**The data:**

____

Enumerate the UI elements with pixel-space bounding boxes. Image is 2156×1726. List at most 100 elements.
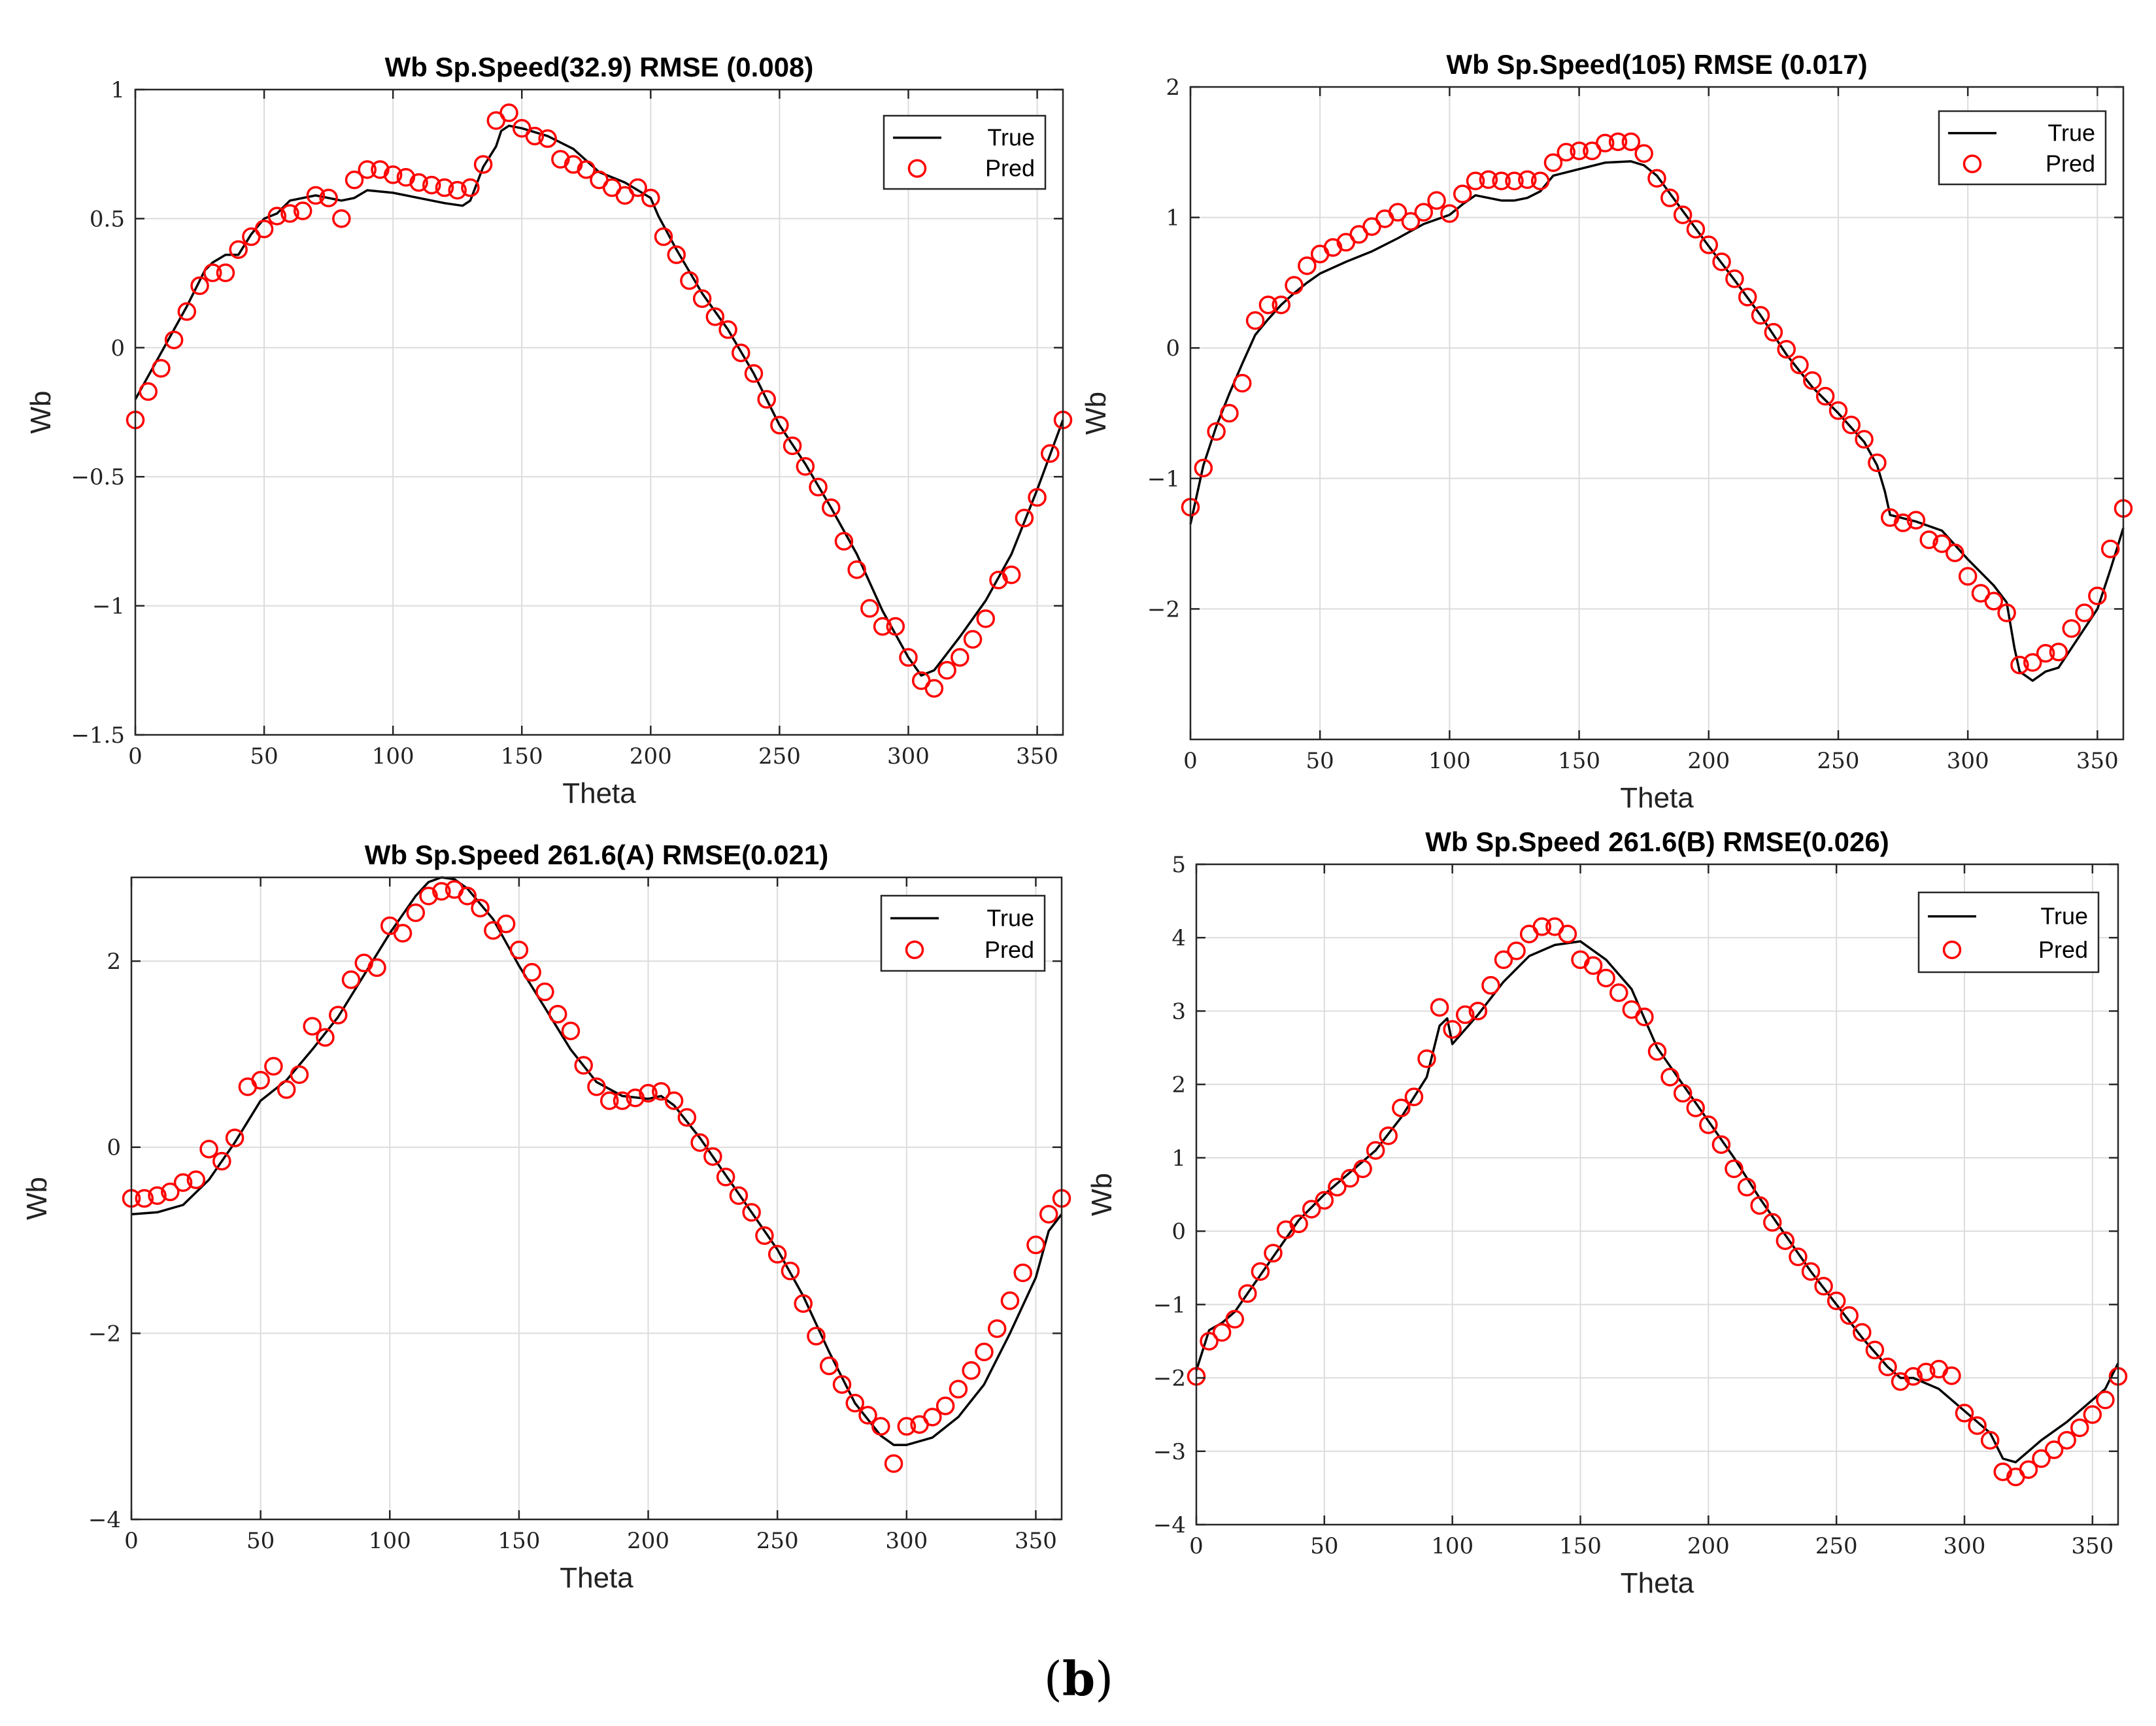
y-tick-label: 0	[110, 335, 125, 362]
x-axis-label: Theta	[560, 1562, 633, 1594]
data-point-pred	[1777, 339, 1796, 359]
data-point-pred	[1815, 386, 1835, 406]
data-point-pred	[987, 1319, 1007, 1338]
data-point-pred	[1984, 592, 2004, 611]
data-point-pred	[1251, 1262, 1270, 1281]
data-point-pred	[770, 415, 789, 435]
legend-pred-swatch	[1942, 940, 1962, 960]
data-point-pred	[1828, 401, 1848, 420]
data-point-pred	[742, 1203, 761, 1222]
y-tick-label: 1	[1171, 1145, 1186, 1172]
data-point-pred	[1039, 1204, 1058, 1224]
data-point-pred	[225, 1128, 244, 1147]
data-point-pred	[1725, 1159, 1743, 1178]
data-point-pred	[1272, 296, 1290, 314]
data-point-pred	[1392, 1098, 1411, 1117]
data-point-pred	[767, 1245, 787, 1264]
x-tick-label: 200	[630, 743, 672, 770]
data-point-pred	[976, 609, 995, 628]
data-point-pred	[229, 240, 248, 260]
data-point-pred	[1686, 1098, 1705, 1117]
x-tick-label: 150	[497, 1528, 540, 1554]
data-point-pred	[2083, 1405, 2102, 1424]
x-tick-label: 350	[1015, 1528, 1057, 1554]
data-point-pred	[1763, 1213, 1782, 1232]
data-point-pred	[422, 175, 441, 195]
data-point-pred	[1968, 1416, 1987, 1435]
data-point-pred	[564, 155, 583, 174]
data-point-pred	[1417, 1049, 1436, 1068]
data-point-pred	[858, 1406, 877, 1425]
data-point-pred	[1583, 956, 1603, 975]
data-point-pred	[1388, 203, 1407, 222]
data-point-pred	[1427, 191, 1446, 210]
x-tick-label: 300	[1944, 1533, 1986, 1559]
data-point-pred	[1712, 252, 1731, 271]
data-point-pred	[2100, 539, 2120, 558]
y-tick-label: −3	[1153, 1439, 1186, 1465]
x-tick-label: 250	[758, 743, 801, 770]
x-tick-label: 150	[1558, 748, 1600, 774]
axes-frame	[134, 88, 1064, 736]
legend-true-label: True	[987, 124, 1035, 151]
data-point-pred	[1285, 276, 1304, 295]
x-tick-label: 150	[1559, 1533, 1602, 1559]
data-point-pred	[989, 570, 1008, 590]
x-tick-label: 0	[1189, 1533, 1204, 1559]
data-point-pred	[626, 1089, 645, 1108]
data-point-pred	[834, 532, 854, 551]
data-point-pred	[1328, 1177, 1347, 1197]
data-point-pred	[1015, 509, 1034, 528]
data-point-pred	[1543, 153, 1563, 173]
data-point-pred	[409, 173, 428, 192]
data-point-pred	[216, 263, 235, 282]
legend-pred-label: Pred	[985, 155, 1035, 182]
data-point-pred	[367, 958, 386, 977]
data-point-pred	[1505, 171, 1524, 190]
data-point-pred	[677, 1108, 697, 1127]
data-point-pred	[2010, 655, 2029, 675]
data-point-pred	[435, 178, 454, 197]
chart-panel-3: 0 50 100 150 200 250 300 350 −4 −2 0 2 Wb Sp.Speed 2…	[21, 839, 1071, 1594]
data-point-pred	[937, 661, 956, 680]
x-tick-label: 250	[1817, 748, 1860, 774]
data-point-pred	[1878, 1357, 1897, 1376]
data-point-pred	[2070, 1418, 2089, 1438]
data-point-pred	[1430, 998, 1449, 1017]
data-point-pred	[1621, 132, 1641, 152]
y-tick-label: −0.5	[71, 464, 125, 490]
y-tick-label: −1.5	[71, 722, 125, 749]
data-point-pred	[1919, 530, 1938, 549]
data-point-pred	[332, 209, 351, 228]
y-tick-label: −4	[88, 1507, 121, 1533]
data-point-pred	[1200, 1332, 1219, 1351]
legend-true-label: True	[986, 905, 1034, 932]
data-point-pred	[212, 1151, 231, 1171]
x-tick-label: 0	[1183, 748, 1198, 774]
data-point-pred	[1530, 171, 1550, 190]
data-point-pred	[1803, 371, 1822, 390]
data-point-pred	[975, 1342, 994, 1362]
data-point-pred	[1245, 311, 1265, 330]
data-point-pred	[1558, 924, 1577, 943]
data-point-pred	[1980, 1430, 2000, 1450]
legend-box	[883, 114, 1047, 190]
x-tick-label: 0	[128, 743, 143, 770]
data-point-pred	[667, 245, 686, 264]
data-point-pred	[1751, 306, 1770, 325]
data-point-pred	[1855, 430, 1874, 449]
y-tick-label: 1	[1166, 205, 1180, 231]
data-point-pred	[794, 1294, 813, 1313]
data-point-pred	[949, 1379, 968, 1399]
data-point-pred	[2032, 1449, 2051, 1468]
legend-box	[880, 894, 1046, 972]
chart-title: Wb Sp.Speed 261.6(B) RMSE(0.026)	[1425, 826, 1889, 857]
data-point-pred	[1891, 1372, 1910, 1391]
data-point-pred	[1466, 171, 1485, 190]
data-point-pred	[1789, 1247, 1808, 1266]
data-point-pred	[899, 648, 918, 667]
x-tick-label: 350	[2071, 1533, 2114, 1559]
data-point-pred	[1955, 1404, 1974, 1423]
x-axis-label: Theta	[1620, 782, 1694, 814]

____

Render each line of the data above as one string in a JSON list, skipping blank lines and leaving out the pictures.

[
  "Enumerate the UI elements with pixel-space bounding boxes. Image is 2156×1726. List at most 100 elements.",
  "y-tick-label: 0\t[110, 335, 125, 362]",
  "x-axis-label: Theta\t[560, 1562, 633, 1594]",
  "data-point-pred\t[1777, 339, 1796, 359]",
  "data-point-pred\t[1815, 386, 1835, 406]",
  "data-point-pred\t[987, 1319, 1007, 1338]",
  "data-point-pred\t[1984, 592, 2004, 611]",
  "data-point-pred\t[1251, 1262, 1270, 1281]",
  "data-point-pred\t[770, 415, 789, 435]",
  "legend-pred-swatch\t[1942, 940, 1962, 960]",
  "data-point-pred\t[1828, 401, 1848, 420]",
  "data-point-pred\t[742, 1203, 761, 1222]",
  "y-tick-label: 1\t[1171, 1145, 1186, 1172]",
  "data-point-pred\t[1039, 1204, 1058, 1224]",
  "data-point-pred\t[225, 1128, 244, 1147]",
  "data-point-pred\t[1725, 1159, 1743, 1178]",
  "data-point-pred\t[1272, 296, 1290, 314]",
  "data-point-pred\t[1392, 1098, 1411, 1117]",
  "data-point-pred\t[767, 1245, 787, 1264]",
  "x-tick-label: 200\t[630, 743, 672, 770]",
  "data-point-pred\t[976, 609, 995, 628]",
  "data-point-pred\t[229, 240, 248, 260]",
  "data-point-pred\t[1686, 1098, 1705, 1117]",
  "x-tick-label: 150\t[497, 1528, 540, 1554]",
  "data-point-pred\t[2083, 1405, 2102, 1424]",
  "x-tick-label: 350\t[1015, 1528, 1057, 1554]",
  "data-point-pred\t[1763, 1213, 1782, 1232]",
  "data-point-pred\t[422, 175, 441, 195]",
  "data-point-pred\t[1968, 1416, 1987, 1435]",
  "data-point-pred\t[564, 155, 583, 174]",
  "data-point-pred\t[1417, 1049, 1436, 1068]",
  "data-point-pred\t[858, 1406, 877, 1425]",
  "data-point-pred\t[1583, 956, 1603, 975]",
  "data-point-pred\t[1388, 203, 1407, 222]",
  "data-point-pred\t[1427, 191, 1446, 210]",
  "x-tick-label: 300\t[1944, 1533, 1986, 1559]",
  "data-point-pred\t[1712, 252, 1731, 271]",
  "data-point-pred\t[2100, 539, 2120, 558]",
  "y-tick-label: −3\t[1153, 1439, 1186, 1465]",
  "x-tick-label: 250\t[758, 743, 801, 770]",
  "x-tick-label: 150\t[1558, 748, 1600, 774]",
  "axes-frame\t[134, 88, 1064, 736]",
  "legend-true-label: True\t[987, 124, 1035, 151]",
  "data-point-pred\t[1285, 276, 1304, 295]",
  "x-tick-label: 150\t[1559, 1533, 1602, 1559]",
  "data-point-pred\t[989, 570, 1008, 590]",
  "x-tick-label: 0\t[1189, 1533, 1204, 1559]",
  "data-point-pred\t[626, 1089, 645, 1108]",
  "data-point-pred\t[834, 532, 854, 551]",
  "data-point-pred\t[1328, 1177, 1347, 1197]",
  "data-point-pred\t[1015, 509, 1034, 528]",
  "data-point-pred\t[1543, 153, 1563, 173]",
  "data-point-pred\t[409, 173, 428, 192]",
  "data-point-pred\t[216, 263, 235, 282]",
  "legend-pred-label: Pred\t[985, 155, 1035, 182]",
  "data-point-pred\t[367, 958, 386, 977]",
  "data-point-pred\t[1505, 171, 1524, 190]",
  "data-point-pred\t[677, 1108, 697, 1127]",
  "data-point-pred\t[2010, 655, 2029, 675]",
  "data-point-pred\t[435, 178, 454, 197]",
  "chart-panel-3: 0 50 100 150 200 250 300 350 −4 −2 0 2 Wb Sp.Speed 2…\t[21, 839, 1071, 1594]",
  "data-point-pred\t[937, 661, 956, 680]",
  "x-tick-label: 250\t[1817, 748, 1860, 774]",
  "data-point-pred\t[1878, 1357, 1897, 1376]",
  "data-point-pred\t[2070, 1418, 2089, 1438]",
  "data-point-pred\t[1430, 998, 1449, 1017]",
  "data-point-pred\t[1621, 132, 1641, 152]",
  "y-tick-label: −0.5\t[71, 464, 125, 490]",
  "y-tick-label: −1.5\t[71, 722, 125, 749]",
  "data-point-pred\t[1919, 530, 1938, 549]",
  "data-point-pred\t[332, 209, 351, 228]",
  "y-tick-label: −4\t[88, 1507, 121, 1533]",
  "data-point-pred\t[1200, 1332, 1219, 1351]",
  "legend-true-label: True\t[986, 905, 1034, 932]",
  "data-point-pred\t[212, 1151, 231, 1171]",
  "x-tick-label: 0\t[1183, 748, 1198, 774]",
  "data-point-pred\t[1530, 171, 1550, 190]",
  "data-point-pred\t[1803, 371, 1822, 390]",
  "data-point-pred\t[975, 1342, 994, 1362]",
  "data-point-pred\t[1245, 311, 1265, 330]",
  "data-point-pred\t[1558, 924, 1577, 943]",
  "data-point-pred\t[1980, 1430, 2000, 1450]",
  "legend-box\t[883, 114, 1047, 190]",
  "x-tick-label: 0\t[128, 743, 143, 770]",
  "data-point-pred\t[667, 245, 686, 264]",
  "data-point-pred\t[1751, 306, 1770, 325]",
  "data-point-pred\t[1855, 430, 1874, 449]",
  "y-tick-label: 1\t[1166, 205, 1180, 231]",
  "data-point-pred\t[794, 1294, 813, 1313]",
  "data-point-pred\t[949, 1379, 968, 1399]",
  "data-point-pred\t[2032, 1449, 2051, 1468]",
  "legend-box\t[880, 894, 1046, 972]",
  "chart-title: Wb Sp.Speed 261.6(B) RMSE(0.026)\t[1425, 826, 1889, 857]",
  "data-point-pred\t[1891, 1372, 1910, 1391]",
  "data-point-pred\t[1466, 171, 1485, 190]",
  "data-point-pred\t[1789, 1247, 1808, 1266]",
  "data-point-pred\t[899, 648, 918, 667]",
  "x-tick-label: 350\t[2071, 1533, 2114, 1559]",
  "data-point-pred\t[1955, 1404, 1974, 1423]",
  "x-axis-label: Theta\t[1620, 782, 1694, 814]"
]